Seite
***
›Sustainable Marketing‹: ein Oxymoron?
von Kai-Uwe Hellmann
20.8.2024

Ökologie und Werbung

[aus: »Pop. Kultur und Kritik«, Heft 19, Herbst 2021, S. 16-20]

Niklas Luhmann hat sich 1997 in dem Aufsatz »Grenzwerte der ökologischen Politik. Eine Form von Risikomanagement« mit der Funktion von Grenzwerten beschäftigt. Demnach stellen Grenzwerte eine Symbolik des Wahrscheinlichen dar, und man kann diese Aussage sicher dahingehend zuspitzen: Oftmals wirken Grenzwerte sogar als Symbole des Bedrohlichen. Werden sie über- oder unterschritten, je nach Risikolage, ist Gefahr in Verzug und Handlungsbedarf kommt auf.

Dabei sind Grenzwerte gleichsam Konventionen. Ihre Setzung entbehrt nicht einer gewissen Willkürlichkeit, selbst wenn viele Fakten geradezu objektiv für sie sprechen mögen. Dennoch könnte man die meisten Grenzwerte ebenso gut ein wenig anheben wie absenken, je nach Bedarfs- oder Risikoeinschätzung, ohne signifikanten Funktionsverlust.

In diesem Sinne gleichen Grenzwerteffekte und das ihnen zugrundeliegende Regelwerk einem Thermostaten zur Temperaturregulierung: Intendiert ist ein Automatismus, der extern gesetzten Bedingungen genügt. Die (relative) Willkür besteht in erster Linie in der Festlegung des jeweiligen ›tipping point‹, dieser bleibt oft umstritten. Der Rest ist in der Regel Routine (und bleibt zugleich doch permanent optimierbar).

Bei aller Fragwürdigkeit von Grenzwerten liegt ihr eigentlicher Wert darin, dass sie nicht nur Handlungsbedarf auslösen, sondern mehr noch Handlungsermächtigung bewirken: Man weiß bei einem bestimmten Ereignis, es muss jetzt interveniert werden, und sogleich, was zu tun ist und mit welchem Ziel. Kurzum: Man muss etwas tun – und man kann etwas tun. Wird der Tagesmittelgrenzwert von 50 Mikrogramm Feinstaub pro Kubikmeter Luft überschritten, ist dies nicht bloß eine Information, sondern ein abgezirkelter Handlungsauftrag setzt sich in Gang. Bei Untätigkeit begibt man sich in Rechtfertigungsnot. So sind die Spielregeln für den Systembestand.

Die politische Festlegung von Grenzwerten ist somit äußerst riskant, weil sich die verantwortlichen Entscheider dadurch einem selbstgesetzten Handlungskalkül unausweichlich selbst unterwerfen. Am jeweiligen Umgang mit den vereinbarten Grenzwerten kann jederzeit ermittelt werden, ob und wie man den eigenen Vorgaben folgt – oder auch nicht. Insofern spricht vieles dafür, sich auf dieses zweischneidige Mittel nicht leichtfertig einzulassen.
***
Bereitgestellte Daten
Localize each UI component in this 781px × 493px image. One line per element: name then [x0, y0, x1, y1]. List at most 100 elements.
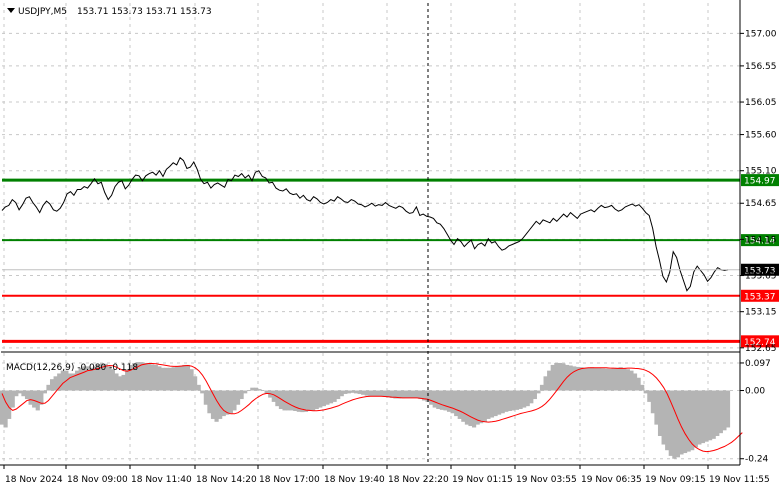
***
Aufgaben
(a) Welchen Tagesmittelgrenzwert für Feinstaub nennt der Text über Grenzwerte?
(b) Greif den Text über Grenzwerte nach seinem letzten Satz auf und schreib ihn weiter.
Die Zeilen stehen in keinem Zusammenhang mit dem Text über Grenzwerte.

Antworten
(a) 50 Mikrogramm Feinstaub pro Kubikmeter Luft.

(b)
Fragt man vor diesem Hintergrund nach Grenzwerten einer nachhaltigen Politik, die aktuell ja hoch im Trend liegt, wird man (mit Überraschung) feststellen können: Es gibt kaum welche. Schaut man etwa in die Aktualisierung der Deutschen Nachhaltigkeitsstrategie der Bundesregierung 2018, taucht das Wort nur einmal auf. Man könnte diese Zurückhaltung geradezu weise nennen: Wer sich nicht festlegt, kann sich auch nicht blamieren! Alles bleibt im Fluss, vage, unbestimmt, vieldeutig.

Und in der Tat empfiehlt sich eine solche Zurückhaltung umso mehr, je näher man hinschaut, was nachhaltige Politik letztlich zu stemmen hat. Denn (politisch intendierte) Nachhaltigkeit hat sich seit dem Brundtland-Bericht 1987 zum Hauptziel gesetzt, die Bedürfnisse der Gegenwart zu befriedigen, ohne zu riskieren, dass künftige Generationen ihre eigenen Bedürfnisse nicht befriedigen können. Geht das überhaupt? Schnell mal in den Urlaub fliegen, ohne sagen zu können, ob das in fünf Generationen noch möglich ist? Was für ein Handlungskalkül lässt sich daraus konkret-rational ableiten? Insbesondere wenn es um Bedürfnisse künftiger Generationen geht, über die man so gut wie nichts weiß?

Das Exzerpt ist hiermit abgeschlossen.